> **RECORDS FOR THIS TASK**

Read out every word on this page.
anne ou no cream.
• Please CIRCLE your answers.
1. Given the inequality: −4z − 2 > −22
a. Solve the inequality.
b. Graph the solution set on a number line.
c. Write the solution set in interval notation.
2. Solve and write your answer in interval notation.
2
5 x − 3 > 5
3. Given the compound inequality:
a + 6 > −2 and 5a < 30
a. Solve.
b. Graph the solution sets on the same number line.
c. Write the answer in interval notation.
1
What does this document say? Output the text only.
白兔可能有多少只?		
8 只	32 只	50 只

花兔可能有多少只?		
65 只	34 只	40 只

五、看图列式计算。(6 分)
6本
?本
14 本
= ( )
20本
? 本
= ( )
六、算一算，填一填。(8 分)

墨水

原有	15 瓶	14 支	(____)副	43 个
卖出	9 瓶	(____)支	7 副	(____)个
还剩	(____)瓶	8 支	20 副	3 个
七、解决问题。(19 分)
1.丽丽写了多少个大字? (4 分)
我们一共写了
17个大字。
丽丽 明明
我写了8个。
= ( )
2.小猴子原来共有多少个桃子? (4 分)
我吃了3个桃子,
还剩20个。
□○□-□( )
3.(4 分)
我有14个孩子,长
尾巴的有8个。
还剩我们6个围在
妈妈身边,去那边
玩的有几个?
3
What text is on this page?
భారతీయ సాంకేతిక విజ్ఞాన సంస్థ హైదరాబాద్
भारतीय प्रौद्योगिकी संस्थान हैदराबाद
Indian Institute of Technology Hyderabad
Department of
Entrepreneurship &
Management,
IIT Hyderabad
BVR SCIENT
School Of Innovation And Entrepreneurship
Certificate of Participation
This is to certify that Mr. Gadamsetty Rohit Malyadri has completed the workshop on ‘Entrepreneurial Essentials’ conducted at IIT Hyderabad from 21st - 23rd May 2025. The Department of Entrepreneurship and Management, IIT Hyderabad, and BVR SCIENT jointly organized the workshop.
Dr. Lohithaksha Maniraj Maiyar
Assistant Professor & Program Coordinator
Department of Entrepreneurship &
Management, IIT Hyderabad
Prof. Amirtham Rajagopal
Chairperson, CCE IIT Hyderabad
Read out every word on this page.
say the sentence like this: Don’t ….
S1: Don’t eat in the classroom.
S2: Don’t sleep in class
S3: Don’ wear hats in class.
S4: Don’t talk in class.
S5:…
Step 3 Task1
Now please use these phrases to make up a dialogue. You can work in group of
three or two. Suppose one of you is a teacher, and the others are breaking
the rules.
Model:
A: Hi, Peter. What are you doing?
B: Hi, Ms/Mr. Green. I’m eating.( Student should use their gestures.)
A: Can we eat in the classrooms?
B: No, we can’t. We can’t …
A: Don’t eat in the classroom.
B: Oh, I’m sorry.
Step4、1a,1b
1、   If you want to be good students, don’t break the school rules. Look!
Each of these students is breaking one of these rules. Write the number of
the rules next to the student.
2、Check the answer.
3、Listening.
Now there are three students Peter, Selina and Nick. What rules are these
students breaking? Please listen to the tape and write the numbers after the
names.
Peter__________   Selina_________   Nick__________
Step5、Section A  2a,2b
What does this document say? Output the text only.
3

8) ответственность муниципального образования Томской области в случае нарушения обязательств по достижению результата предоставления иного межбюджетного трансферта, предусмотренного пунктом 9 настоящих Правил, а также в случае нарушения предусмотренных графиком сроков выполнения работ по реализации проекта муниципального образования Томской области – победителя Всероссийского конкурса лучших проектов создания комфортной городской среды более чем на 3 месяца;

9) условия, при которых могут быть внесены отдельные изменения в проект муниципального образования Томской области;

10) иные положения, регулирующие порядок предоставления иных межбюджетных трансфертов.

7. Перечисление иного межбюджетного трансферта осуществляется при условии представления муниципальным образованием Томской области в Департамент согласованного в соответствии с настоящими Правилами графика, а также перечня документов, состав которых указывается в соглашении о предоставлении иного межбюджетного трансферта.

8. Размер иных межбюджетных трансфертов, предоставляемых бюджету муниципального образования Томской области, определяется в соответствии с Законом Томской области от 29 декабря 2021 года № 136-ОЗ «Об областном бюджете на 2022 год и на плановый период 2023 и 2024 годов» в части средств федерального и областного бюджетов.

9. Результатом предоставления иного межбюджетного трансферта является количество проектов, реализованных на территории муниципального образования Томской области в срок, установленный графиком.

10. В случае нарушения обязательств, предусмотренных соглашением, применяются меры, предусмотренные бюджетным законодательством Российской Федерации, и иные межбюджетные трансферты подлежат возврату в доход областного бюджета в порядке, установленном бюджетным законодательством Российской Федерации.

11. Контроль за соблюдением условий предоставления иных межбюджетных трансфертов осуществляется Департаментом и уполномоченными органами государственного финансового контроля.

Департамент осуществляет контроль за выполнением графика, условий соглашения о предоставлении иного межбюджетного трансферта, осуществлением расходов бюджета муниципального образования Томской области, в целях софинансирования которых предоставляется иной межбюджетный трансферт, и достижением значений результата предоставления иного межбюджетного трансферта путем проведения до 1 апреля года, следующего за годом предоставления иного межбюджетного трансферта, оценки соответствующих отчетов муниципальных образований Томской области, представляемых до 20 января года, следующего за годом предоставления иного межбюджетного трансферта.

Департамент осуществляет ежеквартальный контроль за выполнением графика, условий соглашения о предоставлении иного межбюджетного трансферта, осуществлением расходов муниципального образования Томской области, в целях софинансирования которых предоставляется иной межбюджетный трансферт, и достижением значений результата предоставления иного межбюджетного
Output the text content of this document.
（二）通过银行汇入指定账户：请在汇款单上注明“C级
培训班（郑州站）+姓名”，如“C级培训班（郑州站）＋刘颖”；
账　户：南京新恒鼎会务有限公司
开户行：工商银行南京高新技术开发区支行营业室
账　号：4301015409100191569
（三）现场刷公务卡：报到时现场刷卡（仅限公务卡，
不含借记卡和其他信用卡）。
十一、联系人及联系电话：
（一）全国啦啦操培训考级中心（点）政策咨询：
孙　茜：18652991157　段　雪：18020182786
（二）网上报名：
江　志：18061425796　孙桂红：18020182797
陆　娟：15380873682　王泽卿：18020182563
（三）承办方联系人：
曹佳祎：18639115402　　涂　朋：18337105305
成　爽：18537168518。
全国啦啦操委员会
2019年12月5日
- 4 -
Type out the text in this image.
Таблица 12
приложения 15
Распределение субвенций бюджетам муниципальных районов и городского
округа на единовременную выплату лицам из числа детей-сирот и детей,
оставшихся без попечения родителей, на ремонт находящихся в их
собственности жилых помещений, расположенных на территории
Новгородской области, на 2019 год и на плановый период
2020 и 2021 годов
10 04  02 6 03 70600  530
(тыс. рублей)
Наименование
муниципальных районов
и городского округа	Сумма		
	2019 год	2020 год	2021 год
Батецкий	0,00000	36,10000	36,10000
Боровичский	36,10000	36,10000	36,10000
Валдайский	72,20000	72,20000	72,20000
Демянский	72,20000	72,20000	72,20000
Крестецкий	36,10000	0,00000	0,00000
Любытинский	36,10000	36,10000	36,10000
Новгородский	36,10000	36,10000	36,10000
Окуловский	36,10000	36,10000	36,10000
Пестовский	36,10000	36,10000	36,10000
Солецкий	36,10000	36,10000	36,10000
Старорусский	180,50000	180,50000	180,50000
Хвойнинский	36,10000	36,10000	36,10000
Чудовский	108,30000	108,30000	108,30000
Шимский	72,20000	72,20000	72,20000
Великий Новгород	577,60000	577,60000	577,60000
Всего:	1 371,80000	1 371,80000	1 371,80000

> **TASK TO CARRY OUT**
Set down the entries above again, word for word.

> **SOLUTION FOR THIS TASK**
Read out every word on this page.
anne ou no cream.
• Please CIRCLE your answers.
1. Given the inequality: −4z − 2 > −22
a. Solve the inequality.
b. Graph the solution set on a number line.
c. Write the solution set in interval notation.
2. Solve and write your answer in interval notation.
2
5 x − 3 > 5
3. Given the compound inequality:
a + 6 > −2 and 5a < 30
a. Solve.
b. Graph the solution sets on the same number line.
c. Write the answer in interval notation.
1
What does this document say? Output the text only.
白兔可能有多少只?		
8 只	32 只	50 只

花兔可能有多少只?		
65 只	34 只	40 只

五、看图列式计算。(6 分)
6本
?本
14 本
= ( )
20本
? 本
= ( )
六、算一算，填一填。(8 分)

墨水

原有	15 瓶	14 支	(____)副	43 个
卖出	9 瓶	(____)支	7 副	(____)个
还剩	(____)瓶	8 支	20 副	3 个
七、解决问题。(19 分)
1.丽丽写了多少个大字? (4 分)
我们一共写了
17个大字。
丽丽 明明
我写了8个。
= ( )
2.小猴子原来共有多少个桃子? (4 分)
我吃了3个桃子,
还剩20个。
□○□-□( )
3.(4 分)
我有14个孩子,长
尾巴的有8个。
还剩我们6个围在
妈妈身边,去那边
玩的有几个?
3
What text is on this page?
భారతీయ సాంకేతిక విజ్ఞాన సంస్థ హైదరాబాద్
भारतीय प्रौद्योगिकी संस्थान हैदराबाद
Indian Institute of Technology Hyderabad
Department of
Entrepreneurship &
Management,
IIT Hyderabad
BVR SCIENT
School Of Innovation And Entrepreneurship
Certificate of Participation
This is to certify that Mr. Gadamsetty Rohit Malyadri has completed the workshop on ‘Entrepreneurial Essentials’ conducted at IIT Hyderabad from 21st - 23rd May 2025. The Department of Entrepreneurship and Management, IIT Hyderabad, and BVR SCIENT jointly organized the workshop.
Dr. Lohithaksha Maniraj Maiyar
Assistant Professor & Program Coordinator
Department of Entrepreneurship &
Management, IIT Hyderabad
Prof. Amirtham Rajagopal
Chairperson, CCE IIT Hyderabad
Read out every word on this page.
say the sentence like this: Don’t ….
S1: Don’t eat in the classroom.
S2: Don’t sleep in class
S3: Don’ wear hats in class.
S4: Don’t talk in class.
S5:…
Step 3 Task1
Now please use these phrases to make up a dialogue. You can work in group of
three or two. Suppose one of you is a teacher, and the others are breaking
the rules.
Model:
A: Hi, Peter. What are you doing?
B: Hi, Ms/Mr. Green. I’m eating.( Student should use their gestures.)
A: Can we eat in the classrooms?
B: No, we can’t. We can’t …
A: Don’t eat in the classroom.
B: Oh, I’m sorry.
Step4、1a,1b
1、   If you want to be good students, don’t break the school rules. Look!
Each of these students is breaking one of these rules. Write the number of
the rules next to the student.
2、Check the answer.
3、Listening.
Now there are three students Peter, Selina and Nick. What rules are these
students breaking? Please listen to the tape and write the numbers after the
names.
Peter__________   Selina_________   Nick__________
Step5、Section A  2a,2b
What does this document say? Output the text only.
3

8) ответственность муниципального образования Томской области в случае нарушения обязательств по достижению результата предоставления иного межбюджетного трансферта, предусмотренного пунктом 9 настоящих Правил, а также в случае нарушения предусмотренных графиком сроков выполнения работ по реализации проекта муниципального образования Томской области – победителя Всероссийского конкурса лучших проектов создания комфортной городской среды более чем на 3 месяца;

9) условия, при которых могут быть внесены отдельные изменения в проект муниципального образования Томской области;

10) иные положения, регулирующие порядок предоставления иных межбюджетных трансфертов.

7. Перечисление иного межбюджетного трансферта осуществляется при условии представления муниципальным образованием Томской области в Департамент согласованного в соответствии с настоящими Правилами графика, а также перечня документов, состав которых указывается в соглашении о предоставлении иного межбюджетного трансферта.

8. Размер иных межбюджетных трансфертов, предоставляемых бюджету муниципального образования Томской области, определяется в соответствии с Законом Томской области от 29 декабря 2021 года № 136-ОЗ «Об областном бюджете на 2022 год и на плановый период 2023 и 2024 годов» в части средств федерального и областного бюджетов.

9. Результатом предоставления иного межбюджетного трансферта является количество проектов, реализованных на территории муниципального образования Томской области в срок, установленный графиком.

10. В случае нарушения обязательств, предусмотренных соглашением, применяются меры, предусмотренные бюджетным законодательством Российской Федерации, и иные межбюджетные трансферты подлежат возврату в доход областного бюджета в порядке, установленном бюджетным законодательством Российской Федерации.

11. Контроль за соблюдением условий предоставления иных межбюджетных трансфертов осуществляется Департаментом и уполномоченными органами государственного финансового контроля.

Департамент осуществляет контроль за выполнением графика, условий соглашения о предоставлении иного межбюджетного трансферта, осуществлением расходов бюджета муниципального образования Томской области, в целях софинансирования которых предоставляется иной межбюджетный трансферт, и достижением значений результата предоставления иного межбюджетного трансферта путем проведения до 1 апреля года, следующего за годом предоставления иного межбюджетного трансферта, оценки соответствующих отчетов муниципальных образований Томской области, представляемых до 20 января года, следующего за годом предоставления иного межбюджетного трансферта.

Департамент осуществляет ежеквартальный контроль за выполнением графика, условий соглашения о предоставлении иного межбюджетного трансферта, осуществлением расходов муниципального образования Томской области, в целях софинансирования которых предоставляется иной межбюджетный трансферт, и достижением значений результата предоставления иного межбюджетного
Output the text content of this document.
（二）通过银行汇入指定账户：请在汇款单上注明“C级
培训班（郑州站）+姓名”，如“C级培训班（郑州站）＋刘颖”；
账　户：南京新恒鼎会务有限公司
开户行：工商银行南京高新技术开发区支行营业室
账　号：4301015409100191569
（三）现场刷公务卡：报到时现场刷卡（仅限公务卡，
不含借记卡和其他信用卡）。
十一、联系人及联系电话：
（一）全国啦啦操培训考级中心（点）政策咨询：
孙　茜：18652991157　段　雪：18020182786
（二）网上报名：
江　志：18061425796　孙桂红：18020182797
陆　娟：15380873682　王泽卿：18020182563
（三）承办方联系人：
曹佳祎：18639115402　　涂　朋：18337105305
成　爽：18537168518。
全国啦啦操委员会
2019年12月5日
- 4 -
Type out the text in this image.
Таблица 12
приложения 15
Распределение субвенций бюджетам муниципальных районов и городского
округа на единовременную выплату лицам из числа детей-сирот и детей,
оставшихся без попечения родителей, на ремонт находящихся в их
собственности жилых помещений, расположенных на территории
Новгородской области, на 2019 год и на плановый период
2020 и 2021 годов
10 04  02 6 03 70600  530
(тыс. рублей)
Наименование
муниципальных районов
и городского округа	Сумма		
	2019 год	2020 год	2021 год
Батецкий	0,00000	36,10000	36,10000
Боровичский	36,10000	36,10000	36,10000
Валдайский	72,20000	72,20000	72,20000
Демянский	72,20000	72,20000	72,20000
Крестецкий	36,10000	0,00000	0,00000
Любытинский	36,10000	36,10000	36,10000
Новгородский	36,10000	36,10000	36,10000
Окуловский	36,10000	36,10000	36,10000
Пестовский	36,10000	36,10000	36,10000
Солецкий	36,10000	36,10000	36,10000
Старорусский	180,50000	180,50000	180,50000
Хвойнинский	36,10000	36,10000	36,10000
Чудовский	108,30000	108,30000	108,30000
Шимский	72,20000	72,20000	72,20000
Великий Новгород	577,60000	577,60000	577,60000
Всего:	1 371,80000	1 371,80000	1 371,80000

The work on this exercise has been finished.